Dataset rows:
○ ○ ○ ○ ○

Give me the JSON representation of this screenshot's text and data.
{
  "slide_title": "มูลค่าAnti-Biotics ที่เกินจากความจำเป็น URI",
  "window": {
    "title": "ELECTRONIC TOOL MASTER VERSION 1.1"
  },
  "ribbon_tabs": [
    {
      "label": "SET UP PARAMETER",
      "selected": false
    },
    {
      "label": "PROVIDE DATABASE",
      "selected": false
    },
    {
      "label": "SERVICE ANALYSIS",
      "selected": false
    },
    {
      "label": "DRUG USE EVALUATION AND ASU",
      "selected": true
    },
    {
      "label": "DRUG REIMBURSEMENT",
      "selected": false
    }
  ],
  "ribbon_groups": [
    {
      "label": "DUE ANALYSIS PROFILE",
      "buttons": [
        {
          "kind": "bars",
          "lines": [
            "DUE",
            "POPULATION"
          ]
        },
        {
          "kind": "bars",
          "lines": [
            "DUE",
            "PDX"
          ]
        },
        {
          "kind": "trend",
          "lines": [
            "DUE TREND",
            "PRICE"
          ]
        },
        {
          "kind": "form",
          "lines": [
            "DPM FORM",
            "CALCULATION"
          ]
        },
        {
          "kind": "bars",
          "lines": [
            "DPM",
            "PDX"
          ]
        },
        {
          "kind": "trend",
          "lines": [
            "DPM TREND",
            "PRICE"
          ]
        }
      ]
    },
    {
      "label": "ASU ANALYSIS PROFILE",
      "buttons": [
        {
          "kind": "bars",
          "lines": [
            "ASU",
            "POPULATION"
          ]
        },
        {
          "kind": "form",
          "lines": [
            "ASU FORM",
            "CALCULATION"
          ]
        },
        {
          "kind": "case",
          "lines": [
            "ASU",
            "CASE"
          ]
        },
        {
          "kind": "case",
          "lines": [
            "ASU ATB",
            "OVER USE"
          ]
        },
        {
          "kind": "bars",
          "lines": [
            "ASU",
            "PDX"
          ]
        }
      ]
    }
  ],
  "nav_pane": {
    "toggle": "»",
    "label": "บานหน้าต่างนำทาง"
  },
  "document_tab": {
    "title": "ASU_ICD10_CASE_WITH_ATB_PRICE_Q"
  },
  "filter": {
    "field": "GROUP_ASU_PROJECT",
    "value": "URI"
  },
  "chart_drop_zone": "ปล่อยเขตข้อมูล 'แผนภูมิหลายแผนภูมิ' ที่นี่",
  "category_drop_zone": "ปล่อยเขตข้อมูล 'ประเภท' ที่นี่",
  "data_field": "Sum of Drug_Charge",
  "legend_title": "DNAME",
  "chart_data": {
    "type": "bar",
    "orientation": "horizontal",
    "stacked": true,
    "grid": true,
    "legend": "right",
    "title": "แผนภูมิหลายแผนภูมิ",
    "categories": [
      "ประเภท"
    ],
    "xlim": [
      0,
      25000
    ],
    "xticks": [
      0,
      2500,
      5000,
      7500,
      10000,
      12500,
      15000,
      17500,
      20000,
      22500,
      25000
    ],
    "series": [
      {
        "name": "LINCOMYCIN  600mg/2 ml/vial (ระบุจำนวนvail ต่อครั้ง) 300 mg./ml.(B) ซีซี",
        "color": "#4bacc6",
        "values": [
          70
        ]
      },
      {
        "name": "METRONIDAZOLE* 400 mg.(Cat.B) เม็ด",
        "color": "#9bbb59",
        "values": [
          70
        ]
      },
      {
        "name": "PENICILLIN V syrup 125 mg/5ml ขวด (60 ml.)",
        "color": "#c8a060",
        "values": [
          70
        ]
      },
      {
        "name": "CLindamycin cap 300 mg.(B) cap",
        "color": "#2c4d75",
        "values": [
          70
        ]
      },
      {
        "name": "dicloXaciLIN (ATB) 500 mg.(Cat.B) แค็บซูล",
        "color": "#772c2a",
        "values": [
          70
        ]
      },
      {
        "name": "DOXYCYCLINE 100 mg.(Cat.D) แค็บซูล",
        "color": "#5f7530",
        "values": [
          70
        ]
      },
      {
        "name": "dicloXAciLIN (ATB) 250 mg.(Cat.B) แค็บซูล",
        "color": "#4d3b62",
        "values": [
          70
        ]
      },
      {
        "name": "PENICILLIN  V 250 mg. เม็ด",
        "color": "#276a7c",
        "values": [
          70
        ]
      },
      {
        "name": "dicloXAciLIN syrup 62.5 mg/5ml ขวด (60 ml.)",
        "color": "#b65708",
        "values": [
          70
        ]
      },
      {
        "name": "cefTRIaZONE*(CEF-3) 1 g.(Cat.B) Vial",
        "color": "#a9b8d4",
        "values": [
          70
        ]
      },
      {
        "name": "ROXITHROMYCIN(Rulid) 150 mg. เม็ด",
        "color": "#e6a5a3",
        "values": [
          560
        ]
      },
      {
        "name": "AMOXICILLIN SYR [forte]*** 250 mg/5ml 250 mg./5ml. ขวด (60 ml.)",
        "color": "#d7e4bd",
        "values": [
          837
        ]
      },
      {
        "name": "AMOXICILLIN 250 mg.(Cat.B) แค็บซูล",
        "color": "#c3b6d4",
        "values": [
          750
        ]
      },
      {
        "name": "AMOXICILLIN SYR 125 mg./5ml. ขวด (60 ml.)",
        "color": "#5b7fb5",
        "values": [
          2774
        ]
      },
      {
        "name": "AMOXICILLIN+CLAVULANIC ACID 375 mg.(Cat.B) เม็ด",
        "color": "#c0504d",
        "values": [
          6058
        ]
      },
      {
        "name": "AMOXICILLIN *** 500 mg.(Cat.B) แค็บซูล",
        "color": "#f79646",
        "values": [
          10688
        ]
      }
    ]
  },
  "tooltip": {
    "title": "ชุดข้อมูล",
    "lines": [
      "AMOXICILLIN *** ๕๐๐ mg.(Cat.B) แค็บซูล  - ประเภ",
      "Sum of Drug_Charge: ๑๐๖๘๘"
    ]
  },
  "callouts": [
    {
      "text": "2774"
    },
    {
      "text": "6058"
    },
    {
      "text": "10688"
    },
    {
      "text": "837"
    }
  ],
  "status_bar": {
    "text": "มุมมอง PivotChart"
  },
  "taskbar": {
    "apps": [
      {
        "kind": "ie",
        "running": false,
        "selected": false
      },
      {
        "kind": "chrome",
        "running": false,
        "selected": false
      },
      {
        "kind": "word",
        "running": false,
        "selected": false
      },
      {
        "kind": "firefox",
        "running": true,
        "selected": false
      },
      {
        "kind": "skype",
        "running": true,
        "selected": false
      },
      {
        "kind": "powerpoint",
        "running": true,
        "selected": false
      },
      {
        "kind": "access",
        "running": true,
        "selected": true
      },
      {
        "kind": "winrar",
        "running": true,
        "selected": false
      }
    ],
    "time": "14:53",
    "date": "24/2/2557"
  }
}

○ ○ ○ ○ ○

▸ **TASK**:
Write each line above out exactly.

▸ **OUTPUT FOR THIS EXERCISE**:
Give me the JSON representation of this screenshot's text and data.
{
  "slide_title": "มูลค่าAnti-Biotics ที่เกินจากความจำเป็น URI",
  "window": {
    "title": "ELECTRONIC TOOL MASTER VERSION 1.1"
  },
  "ribbon_tabs": [
    {
      "label": "SET UP PARAMETER",
      "selected": false
    },
    {
      "label": "PROVIDE DATABASE",
      "selected": false
    },
    {
      "label": "SERVICE ANALYSIS",
      "selected": false
    },
    {
      "label": "DRUG USE EVALUATION AND ASU",
      "selected": true
    },
    {
      "label": "DRUG REIMBURSEMENT",
      "selected": false
    }
  ],
  "ribbon_groups": [
    {
      "label": "DUE ANALYSIS PROFILE",
      "buttons": [
        {
          "kind": "bars",
          "lines": [
            "DUE",
            "POPULATION"
          ]
        },
        {
          "kind": "bars",
          "lines": [
            "DUE",
            "PDX"
          ]
        },
        {
          "kind": "trend",
          "lines": [
            "DUE TREND",
            "PRICE"
          ]
        },
        {
          "kind": "form",
          "lines": [
            "DPM FORM",
            "CALCULATION"
          ]
        },
        {
          "kind": "bars",
          "lines": [
            "DPM",
            "PDX"
          ]
        },
        {
          "kind": "trend",
          "lines": [
            "DPM TREND",
            "PRICE"
          ]
        }
      ]
    },
    {
      "label": "ASU ANALYSIS PROFILE",
      "buttons": [
        {
          "kind": "bars",
          "lines": [
            "ASU",
            "POPULATION"
          ]
        },
        {
          "kind": "form",
          "lines": [
            "ASU FORM",
            "CALCULATION"
          ]
        },
        {
          "kind": "case",
          "lines": [
            "ASU",
            "CASE"
          ]
        },
        {
          "kind": "case",
          "lines": [
            "ASU ATB",
            "OVER USE"
          ]
        },
        {
          "kind": "bars",
          "lines": [
            "ASU",
            "PDX"
          ]
        }
      ]
    }
  ],
  "nav_pane": {
    "toggle": "»",
    "label": "บานหน้าต่างนำทาง"
  },
  "document_tab": {
    "title": "ASU_ICD10_CASE_WITH_ATB_PRICE_Q"
  },
  "filter": {
    "field": "GROUP_ASU_PROJECT",
    "value": "URI"
  },
  "chart_drop_zone": "ปล่อยเขตข้อมูล 'แผนภูมิหลายแผนภูมิ' ที่นี่",
  "category_drop_zone": "ปล่อยเขตข้อมูล 'ประเภท' ที่นี่",
  "data_field": "Sum of Drug_Charge",
  "legend_title": "DNAME",
  "chart_data": {
    "type": "bar",
    "orientation": "horizontal",
    "stacked": true,
    "grid": true,
    "legend": "right",
    "title": "แผนภูมิหลายแผนภูมิ",
    "categories": [
      "ประเภท"
    ],
    "xlim": [
      0,
      25000
    ],
    "xticks": [
      0,
      2500,
      5000,
      7500,
      10000,
      12500,
      15000,
      17500,
      20000,
      22500,
      25000
    ],
    "series": [
      {
        "name": "LINCOMYCIN  600mg/2 ml/vial (ระบุจำนวนvail ต่อครั้ง) 300 mg./ml.(B) ซีซี",
        "color": "#4bacc6",
        "values": [
          70
        ]
      },
      {
        "name": "METRONIDAZOLE* 400 mg.(Cat.B) เม็ด",
        "color": "#9bbb59",
        "values": [
          70
        ]
      },
      {
        "name": "PENICILLIN V syrup 125 mg/5ml ขวด (60 ml.)",
        "color": "#c8a060",
        "values": [
          70
        ]
      },
      {
        "name": "CLindamycin cap 300 mg.(B) cap",
        "color": "#2c4d75",
        "values": [
          70
        ]
      },
      {
        "name": "dicloXaciLIN (ATB) 500 mg.(Cat.B) แค็บซูล",
        "color": "#772c2a",
        "values": [
          70
        ]
      },
      {
        "name": "DOXYCYCLINE 100 mg.(Cat.D) แค็บซูล",
        "color": "#5f7530",
        "values": [
          70
        ]
      },
      {
        "name": "dicloXAciLIN (ATB) 250 mg.(Cat.B) แค็บซูล",
        "color": "#4d3b62",
        "values": [
          70
        ]
      },
      {
        "name": "PENICILLIN  V 250 mg. เม็ด",
        "color": "#276a7c",
        "values": [
          70
        ]
      },
      {
        "name": "dicloXAciLIN syrup 62.5 mg/5ml ขวด (60 ml.)",
        "color": "#b65708",
        "values": [
          70
        ]
      },
      {
        "name": "cefTRIaZONE*(CEF-3) 1 g.(Cat.B) Vial",
        "color": "#a9b8d4",
        "values": [
          70
        ]
      },
      {
        "name": "ROXITHROMYCIN(Rulid) 150 mg. เม็ด",
        "color": "#e6a5a3",
        "values": [
          560
        ]
      },
      {
        "name": "AMOXICILLIN SYR [forte]*** 250 mg/5ml 250 mg./5ml. ขวด (60 ml.)",
        "color": "#d7e4bd",
        "values": [
          837
        ]
      },
      {
        "name": "AMOXICILLIN 250 mg.(Cat.B) แค็บซูล",
        "color": "#c3b6d4",
        "values": [
          750
        ]
      },
      {
        "name": "AMOXICILLIN SYR 125 mg./5ml. ขวด (60 ml.)",
        "color": "#5b7fb5",
        "values": [
          2774
        ]
      },
      {
        "name": "AMOXICILLIN+CLAVULANIC ACID 375 mg.(Cat.B) เม็ด",
        "color": "#c0504d",
        "values": [
          6058
        ]
      },
      {
        "name": "AMOXICILLIN *** 500 mg.(Cat.B) แค็บซูล",
        "color": "#f79646",
        "values": [
          10688
        ]
      }
    ]
  },
  "tooltip": {
    "title": "ชุดข้อมูล",
    "lines": [
      "AMOXICILLIN *** ๕๐๐ mg.(Cat.B) แค็บซูล  - ประเภ",
      "Sum of Drug_Charge: ๑๐๖๘๘"
    ]
  },
  "callouts": [
    {
      "text": "2774"
    },
    {
      "text": "6058"
    },
    {
      "text": "10688"
    },
    {
      "text": "837"
    }
  ],
  "status_bar": {
    "text": "มุมมอง PivotChart"
  },
  "taskbar": {
    "apps": [
      {
        "kind": "ie",
        "running": false,
        "selected": false
      },
      {
        "kind": "chrome",
        "running": false,
        "selected": false
      },
      {
        "kind": "word",
        "running": false,
        "selected": false
      },
      {
        "kind": "firefox",
        "running": true,
        "selected": false
      },
      {
        "kind": "skype",
        "running": true,
        "selected": false
      },
      {
        "kind": "powerpoint",
        "running": true,
        "selected": false
      },
      {
        "kind": "access",
        "running": true,
        "selected": true
      },
      {
        "kind": "winrar",
        "running": true,
        "selected": false
      }
    ],
    "time": "14:53",
    "date": "24/2/2557"
  }
}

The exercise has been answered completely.